_To do_: Copy each line holding the string "JSON".

_Entries shown_:

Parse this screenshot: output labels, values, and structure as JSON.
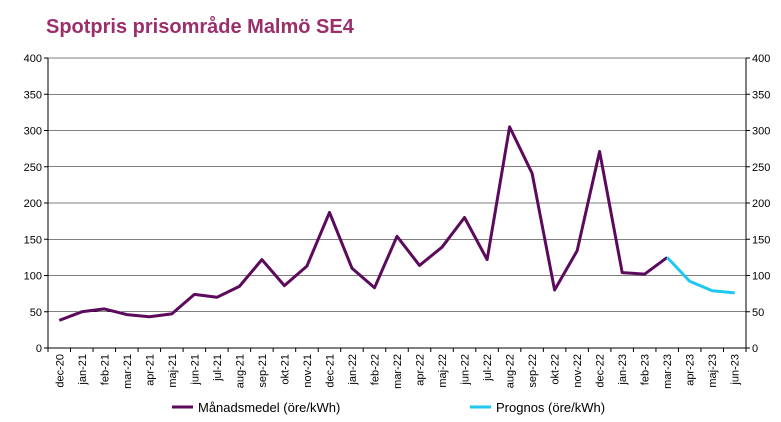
{
  "title": "Spotpris prisområde Malmö SE4",
  "chart_data": {
    "type": "line",
    "title": "Spotpris prisområde Malmö SE4",
    "xlabel": "",
    "ylabel": "",
    "ylim": [
      0,
      400
    ],
    "yticks": [
      0,
      50,
      100,
      150,
      200,
      250,
      300,
      350,
      400
    ],
    "secondary_yaxis": true,
    "grid": true,
    "legend_position": "bottom",
    "categories": [
      "dec-20",
      "jan-21",
      "feb-21",
      "mar-21",
      "apr-21",
      "maj-21",
      "jun-21",
      "jul-21",
      "aug-21",
      "sep-21",
      "okt-21",
      "nov-21",
      "dec-21",
      "jan-22",
      "feb-22",
      "mar-22",
      "apr-22",
      "maj-22",
      "jun-22",
      "jul-22",
      "aug-22",
      "sep-22",
      "okt-22",
      "nov-22",
      "dec-22",
      "jan-23",
      "feb-23",
      "mar-23",
      "apr-23",
      "maj-23",
      "jun-23"
    ],
    "series": [
      {
        "name": "Månadsmedel (öre/kWh)",
        "color": "#5c0a5c",
        "values": [
          38,
          50,
          54,
          46,
          43,
          47,
          74,
          70,
          85,
          122,
          86,
          113,
          187,
          110,
          83,
          154,
          114,
          139,
          180,
          122,
          305,
          241,
          80,
          134,
          271,
          104,
          102,
          125,
          null,
          null,
          null
        ]
      },
      {
        "name": "Prognos (öre/kWh)",
        "color": "#1ec8f0",
        "values": [
          null,
          null,
          null,
          null,
          null,
          null,
          null,
          null,
          null,
          null,
          null,
          null,
          null,
          null,
          null,
          null,
          null,
          null,
          null,
          null,
          null,
          null,
          null,
          null,
          null,
          null,
          null,
          125,
          92,
          79,
          76
        ]
      }
    ]
  }
}
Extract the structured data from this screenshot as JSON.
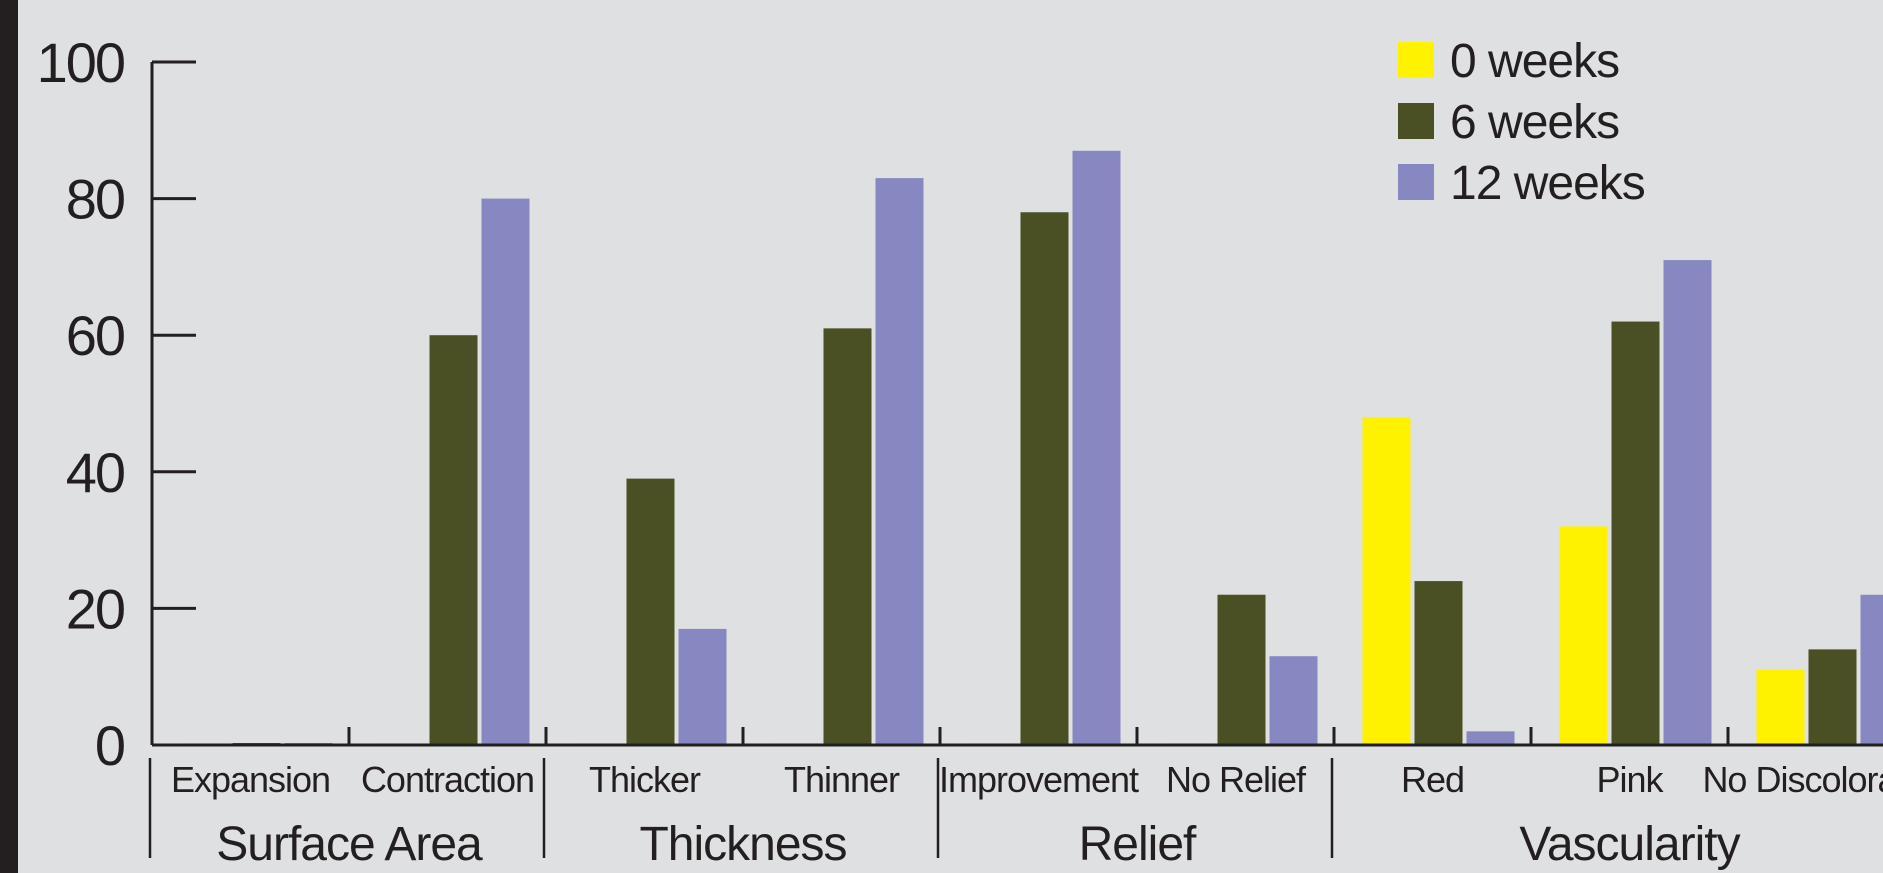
{
  "chart_data": {
    "type": "bar",
    "ylim": [
      0,
      100
    ],
    "yticks": [
      0,
      20,
      40,
      60,
      80,
      100
    ],
    "legend_position": "top-right",
    "categories": [
      "Expansion",
      "Contraction",
      "Thicker",
      "Thinner",
      "Improvement",
      "No Relief",
      "Red",
      "Pink",
      "No Discoloration"
    ],
    "groups": [
      {
        "label": "Surface Area",
        "categories": [
          "Expansion",
          "Contraction"
        ]
      },
      {
        "label": "Thickness",
        "categories": [
          "Thicker",
          "Thinner"
        ]
      },
      {
        "label": "Relief",
        "categories": [
          "Improvement",
          "No Relief"
        ]
      },
      {
        "label": "Vascularity",
        "categories": [
          "Red",
          "Pink",
          "No Discoloration"
        ]
      }
    ],
    "series": [
      {
        "name": "0 weeks",
        "color": "#fff200",
        "values": [
          0,
          0,
          0,
          0,
          0,
          0,
          48,
          32,
          11
        ]
      },
      {
        "name": "6 weeks",
        "color": "#4a5024",
        "values": [
          0,
          60,
          39,
          61,
          78,
          22,
          24,
          62,
          14
        ]
      },
      {
        "name": "12 weeks",
        "color": "#8788c1",
        "values": [
          0,
          80,
          17,
          83,
          87,
          13,
          2,
          71,
          22
        ]
      }
    ]
  }
}
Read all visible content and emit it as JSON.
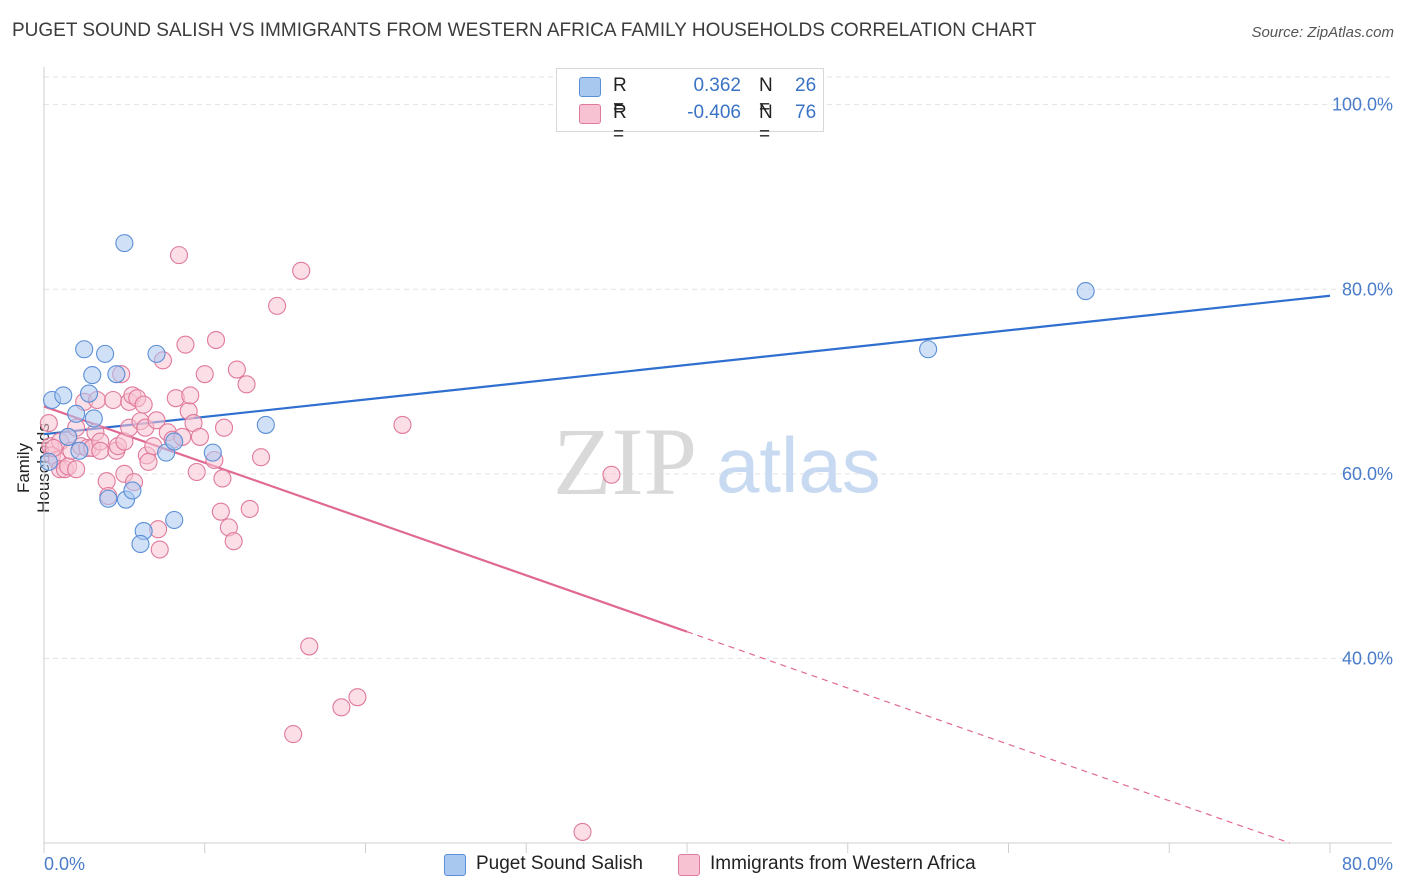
{
  "title": "PUGET SOUND SALISH VS IMMIGRANTS FROM WESTERN AFRICA FAMILY HOUSEHOLDS CORRELATION CHART",
  "source": "Source: ZipAtlas.com",
  "watermark": {
    "zip": "ZIP",
    "atlas": "atlas"
  },
  "legend_top": {
    "rows": [
      {
        "r_label": "R =",
        "r_value": "0.362",
        "n_label": "N =",
        "n_value": "26",
        "color": "#a9c8f0",
        "border": "#5b8fd6"
      },
      {
        "r_label": "R =",
        "r_value": "-0.406",
        "n_label": "N =",
        "n_value": "76",
        "color": "#f7c2d2",
        "border": "#e07a9c"
      }
    ]
  },
  "legend_bottom": [
    {
      "label": "Puget Sound Salish",
      "color": "#a9c8f0",
      "border": "#5b8fd6"
    },
    {
      "label": "Immigrants from Western Africa",
      "color": "#f7c2d2",
      "border": "#e07a9c"
    }
  ],
  "chart_data": {
    "type": "scatter",
    "title": "PUGET SOUND SALISH VS IMMIGRANTS FROM WESTERN AFRICA FAMILY HOUSEHOLDS CORRELATION CHART",
    "xlabel": "",
    "ylabel": "Family Households",
    "x_tick_labels": [
      "0.0%",
      "80.0%"
    ],
    "y_tick_labels": [
      "100.0%",
      "80.0%",
      "60.0%",
      "40.0%"
    ],
    "xlim": [
      0,
      80
    ],
    "ylim": [
      20,
      103
    ],
    "grid": true,
    "legend_position": "top-center",
    "series": [
      {
        "name": "Puget Sound Salish",
        "color": "#5b8fd6",
        "fill": "#a9c8f0",
        "points": [
          [
            0.5,
            68.0
          ],
          [
            1.2,
            68.5
          ],
          [
            1.5,
            64.0
          ],
          [
            2.0,
            66.5
          ],
          [
            2.2,
            62.5
          ],
          [
            2.5,
            73.5
          ],
          [
            2.8,
            68.7
          ],
          [
            3.0,
            70.7
          ],
          [
            3.1,
            66.0
          ],
          [
            3.8,
            73.0
          ],
          [
            4.0,
            57.3
          ],
          [
            4.5,
            70.8
          ],
          [
            5.0,
            85.0
          ],
          [
            5.1,
            57.2
          ],
          [
            5.5,
            58.2
          ],
          [
            6.2,
            53.8
          ],
          [
            6.0,
            52.4
          ],
          [
            7.0,
            73.0
          ],
          [
            7.6,
            62.3
          ],
          [
            8.1,
            63.5
          ],
          [
            8.1,
            55.0
          ],
          [
            10.5,
            62.3
          ],
          [
            13.8,
            65.3
          ],
          [
            0.3,
            61.3
          ],
          [
            55.0,
            73.5
          ],
          [
            64.8,
            79.8
          ]
        ],
        "trend": {
          "x0": 0,
          "y0": 64.3,
          "x1": 80,
          "y1": 79.3
        }
      },
      {
        "name": "Immigrants from Western Africa",
        "color": "#e07a9c",
        "fill": "#f7c2d2",
        "points": [
          [
            0.3,
            65.5
          ],
          [
            0.4,
            63.0
          ],
          [
            0.5,
            62.0
          ],
          [
            0.8,
            61.5
          ],
          [
            1.0,
            63.5
          ],
          [
            1.0,
            60.5
          ],
          [
            1.3,
            60.5
          ],
          [
            1.5,
            60.8
          ],
          [
            1.5,
            64.0
          ],
          [
            1.7,
            62.5
          ],
          [
            2.0,
            65.0
          ],
          [
            2.0,
            60.5
          ],
          [
            2.3,
            63.0
          ],
          [
            2.5,
            67.8
          ],
          [
            2.7,
            62.8
          ],
          [
            3.0,
            62.8
          ],
          [
            3.2,
            64.5
          ],
          [
            3.3,
            68.0
          ],
          [
            3.5,
            63.5
          ],
          [
            3.5,
            62.5
          ],
          [
            3.9,
            59.2
          ],
          [
            4.0,
            57.6
          ],
          [
            4.3,
            68.0
          ],
          [
            4.5,
            62.5
          ],
          [
            4.6,
            63.0
          ],
          [
            4.8,
            70.8
          ],
          [
            5.0,
            63.5
          ],
          [
            5.0,
            60.0
          ],
          [
            5.3,
            67.8
          ],
          [
            5.3,
            65.0
          ],
          [
            5.5,
            68.5
          ],
          [
            5.6,
            59.1
          ],
          [
            5.8,
            68.2
          ],
          [
            6.0,
            65.7
          ],
          [
            6.2,
            67.5
          ],
          [
            6.3,
            65.0
          ],
          [
            6.4,
            62.0
          ],
          [
            6.5,
            61.3
          ],
          [
            6.8,
            63.0
          ],
          [
            7.0,
            65.8
          ],
          [
            7.1,
            54.0
          ],
          [
            7.2,
            51.8
          ],
          [
            7.4,
            72.3
          ],
          [
            7.7,
            64.5
          ],
          [
            8.0,
            63.7
          ],
          [
            8.2,
            68.2
          ],
          [
            8.4,
            83.7
          ],
          [
            8.6,
            64.0
          ],
          [
            8.8,
            74.0
          ],
          [
            9.0,
            66.8
          ],
          [
            9.1,
            68.5
          ],
          [
            9.3,
            65.5
          ],
          [
            9.5,
            60.2
          ],
          [
            9.7,
            64.0
          ],
          [
            10.0,
            70.8
          ],
          [
            10.6,
            61.5
          ],
          [
            10.7,
            74.5
          ],
          [
            11.0,
            55.9
          ],
          [
            11.1,
            59.5
          ],
          [
            11.2,
            65.0
          ],
          [
            11.5,
            54.2
          ],
          [
            11.8,
            52.7
          ],
          [
            12.0,
            71.3
          ],
          [
            12.6,
            69.7
          ],
          [
            12.8,
            56.2
          ],
          [
            13.5,
            61.8
          ],
          [
            14.5,
            78.2
          ],
          [
            16.0,
            82.0
          ],
          [
            16.5,
            41.3
          ],
          [
            15.5,
            31.8
          ],
          [
            18.5,
            34.7
          ],
          [
            19.5,
            35.8
          ],
          [
            22.3,
            65.3
          ],
          [
            35.3,
            59.9
          ],
          [
            33.5,
            21.2
          ],
          [
            0.6,
            62.8
          ]
        ],
        "trend": {
          "x0": 0,
          "y0": 67.3,
          "x1": 40,
          "y1": 42.9
        },
        "trend_extension": {
          "x0": 40,
          "y0": 42.9,
          "x1": 77.5,
          "y1": 20.0
        }
      }
    ]
  }
}
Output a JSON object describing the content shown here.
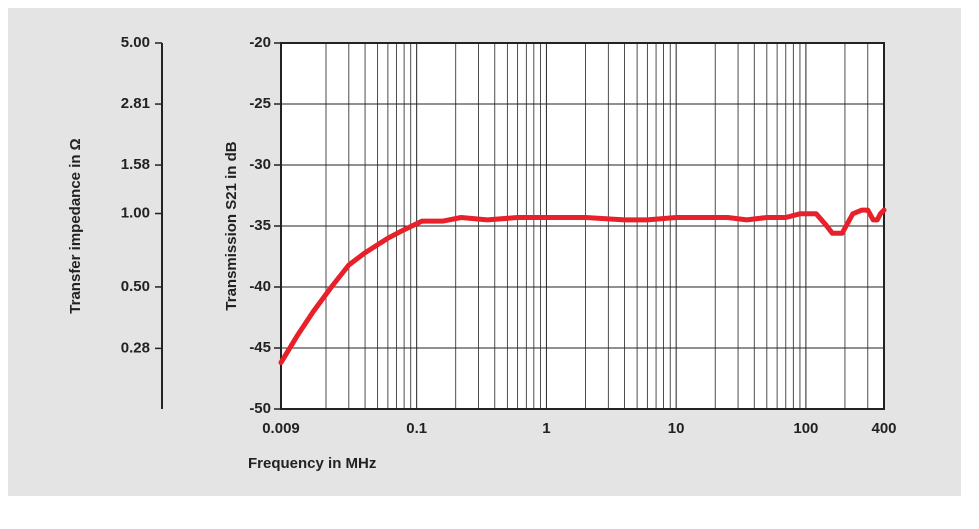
{
  "chart_data": {
    "type": "line",
    "x_label": "Frequency in MHz",
    "y_label": "Transmission S21 in dB",
    "y2_label": "Transfer impedance in Ω",
    "x_scale": "log",
    "y2_scale": "log",
    "grid": true,
    "xlim": [
      0.009,
      400
    ],
    "xticks": [
      0.009,
      0.1,
      1,
      10,
      100,
      400
    ],
    "xminor": [
      0.02,
      0.03,
      0.04,
      0.05,
      0.06,
      0.07,
      0.08,
      0.09,
      0.2,
      0.3,
      0.4,
      0.5,
      0.6,
      0.7,
      0.8,
      0.9,
      2,
      3,
      4,
      5,
      6,
      7,
      8,
      9,
      20,
      30,
      40,
      50,
      60,
      70,
      80,
      90,
      200,
      300
    ],
    "ylim": [
      -50,
      -20
    ],
    "yticks": [
      -50,
      -45,
      -40,
      -35,
      -30,
      -25,
      -20
    ],
    "y2lim": [
      0.158,
      5
    ],
    "y2ticks": [
      {
        "value": 5,
        "label": "5.00"
      },
      2.81,
      1.58,
      {
        "value": 1,
        "label": "1.00"
      },
      {
        "value": 0.5,
        "label": "0.50"
      },
      0.28
    ],
    "series": [
      {
        "color": "#e8202a",
        "x": [
          0.009,
          0.012,
          0.016,
          0.022,
          0.03,
          0.04,
          0.06,
          0.08,
          0.11,
          0.16,
          0.22,
          0.35,
          0.6,
          2,
          4,
          6,
          10,
          25,
          35,
          50,
          70,
          90,
          120,
          140,
          160,
          190,
          230,
          270,
          300,
          330,
          355,
          375,
          400
        ],
        "values": [
          -46.2,
          -44,
          -42,
          -40,
          -38.2,
          -37.2,
          -36,
          -35.3,
          -34.6,
          -34.6,
          -34.3,
          -34.5,
          -34.3,
          -34.3,
          -34.5,
          -34.5,
          -34.3,
          -34.3,
          -34.5,
          -34.3,
          -34.3,
          -34,
          -34,
          -34.8,
          -35.6,
          -35.6,
          -34,
          -33.7,
          -33.7,
          -34.5,
          -34.5,
          -34,
          -33.7
        ]
      }
    ]
  }
}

_Result of the exercise_:
Parse this screenshot: output labels, values, and structure as JSON.
Extract the structured data from this screenshot as JSON.
Read all visible content and emit it as JSON.
Output a JSON object describing the content shown here.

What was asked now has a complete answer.